## Acción requerida 1
Según el extracto sobre la poesía francesa actual, ¿en qué año se fundó la revista Poetry?
## Acción requerida 2
Por favor, continúa el extracto sobre la poesía francesa actual a partir del punto en que termina.
── Extracto del documento ──
Sous le Pont Mirabeau
coule la Seine et nos amours,
il faut que je m’en souviens,
le joie venait toujours après la peine.

(“Bajo el puente Mirabeau pasa el Sena
con nuestros amores. No debo olvidarlo,
la alegría llegaba siempre después del dolor”)

Lo que olvidaba en esas ocasiones donde criticaba a la poesía francesa actual  por su falta de brillo (a diferencia de la inglesa, la italiana, la alemana, la polaca, la irlandesa) era destacar el trabajo de Tahar Ben Jolloun, perteneciente a una generación anterior a la de Bonnefoy & Co. Tal vez más conocido en castellano por su narrativa, casi toda traducida, Ben Jelloun es autor de una lírica que poco tiene que ver con la escrita en francés, su lengua adoptiva, una poesía que dejó de lado el tono narrativo (es un denominador común a las poesías europeas del novecientos) y la claridad (ser oscuro era un atributo cultivado por los modernos) que distinguen la escritura del marroquí. Como dijo en una entrevista, en las tradiciones árabes la poesía es una forma de comunicación más conspicua que la narrativa en prosa. Hoy, revisando una entrega vieja de la inmortal Poetry (la revista fundada en 1912 y cuyo futuro está garantizada a la millonaria donación de una lectora), consagrada a la lírica francesa contemporánea, encontré este poema de Ben Jelloun digno de una versión mejor que la muy irregular y provisional que transcribo en estas páginas:

El hombre del desierto

El hombre que conoce el secreto del desierto
no quiere morir. Vendrá la muerte y dará una vuelta
alrededor de las dunas antes de desaparecer.
───
── Datos sin procesar ──
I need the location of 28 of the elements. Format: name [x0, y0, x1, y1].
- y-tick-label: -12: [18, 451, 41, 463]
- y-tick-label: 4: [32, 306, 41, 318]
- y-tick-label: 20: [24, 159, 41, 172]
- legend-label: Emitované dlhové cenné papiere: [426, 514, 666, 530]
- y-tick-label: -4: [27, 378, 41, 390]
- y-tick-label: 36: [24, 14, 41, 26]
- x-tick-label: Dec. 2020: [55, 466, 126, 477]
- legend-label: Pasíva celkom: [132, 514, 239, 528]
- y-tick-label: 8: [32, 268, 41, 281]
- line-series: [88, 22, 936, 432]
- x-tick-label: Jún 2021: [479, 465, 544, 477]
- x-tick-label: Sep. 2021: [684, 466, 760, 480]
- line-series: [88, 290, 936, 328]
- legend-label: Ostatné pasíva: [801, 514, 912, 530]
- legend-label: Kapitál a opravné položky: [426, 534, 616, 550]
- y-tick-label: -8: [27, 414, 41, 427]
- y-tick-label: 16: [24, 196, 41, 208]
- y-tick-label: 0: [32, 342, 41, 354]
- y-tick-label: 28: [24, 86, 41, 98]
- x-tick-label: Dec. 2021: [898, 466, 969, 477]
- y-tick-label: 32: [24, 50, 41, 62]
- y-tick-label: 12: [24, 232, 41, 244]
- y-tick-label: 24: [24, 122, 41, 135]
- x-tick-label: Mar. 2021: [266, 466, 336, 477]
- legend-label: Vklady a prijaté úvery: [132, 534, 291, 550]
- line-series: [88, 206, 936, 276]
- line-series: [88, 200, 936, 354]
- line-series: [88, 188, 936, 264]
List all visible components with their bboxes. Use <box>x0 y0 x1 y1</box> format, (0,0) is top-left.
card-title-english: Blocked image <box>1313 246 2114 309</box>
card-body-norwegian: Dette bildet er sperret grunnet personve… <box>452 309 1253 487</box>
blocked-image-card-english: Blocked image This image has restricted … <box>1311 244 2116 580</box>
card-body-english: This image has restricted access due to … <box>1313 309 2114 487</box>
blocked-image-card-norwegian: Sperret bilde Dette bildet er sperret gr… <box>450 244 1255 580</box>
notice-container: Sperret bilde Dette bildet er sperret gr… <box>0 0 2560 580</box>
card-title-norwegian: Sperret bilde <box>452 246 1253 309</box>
───
## Respuesta 1
En 1912.

## Respuesta 2
El día será más difícil, pero la noche no cambiará
la mirada profunda de ese rostro que construyó
casas con paciencia. Con sus manos mantendrá
la vida en alto, inaccesible a la desgracia.

El hombre que no atenta contra la leyenda
del desierto, no puede ser víctima de agravios;
será el centinela de una oscura memoria
recorrida por la belleza y los enigmas.
Heredero del libro que dejó la noche,
será mantenido humilde por los vientos,
superando todas las derrotas.

El hombre que será testigo del desierto,
dueño de un destino libre de dolores,
tendrá una casa donde no entrará el hambre,
no conocerá el odio y su arrojo será eterno;
un niño surcando el cielo con un halo de estrellas,
durmiendo en el orgullo de las zarzas,
sobre la línea blanca, custodia del cielo.

El hombre que será la historia del desierto,
el libro de la pasión y el perdón, con el corazón
abierto, grande como el país y el tiempo,
irá más allá, como un caballo sin freno,
de lo árido y lo impenetrable. Mezclará
las palabras con la arena para abrir las puertas
de las ciudades subterráneas y las noches inexpugnables.

La libertad tendrá su rostro, su voz y su locura.
Pero el desierto es un malentendido, un pobre lecho
para dormir y soñar, una página en blanco
para la nostalgia. Los beduinos están en la ciudad,
los camellos en la leyenda y los nómadas
en el circo del alma fatigada.

Ben Jelloun nació hace ochenta años en la ciudad blanca y sagrada de Fez. Allí realizó sus estudios de primaria en un colegio bilingüe arabo-francés. Para el liceo se trasladó a Tánger y luego a Rabat para ingresar en  la Universidad Mohammed V, de Rabat. Pasó dos años en prisión por sus manifestaciones en contra del Gobierno para luego trasladarse a París a estudiar psicología social. Allí residiría la mayor parte de su vida, ingresaría a la docencia y a la redacción de Le Monde, ganaría el premio Goncourt. En Fez conoció de niño la experiencia del desierto esa extensión infinita siempre recomenzada que, en la opinión de mi guía en esa ciudad, “es como el mar”. Después de una breve estadía en 2006 en su país natal, Ben Jelloun vive ahora en París, lejos de un Marruecos que nunca le ha sido extraño. A pesar de los años fuera de sus fronteras y de escribir en francés, “nunca me he sentido en el exilio”.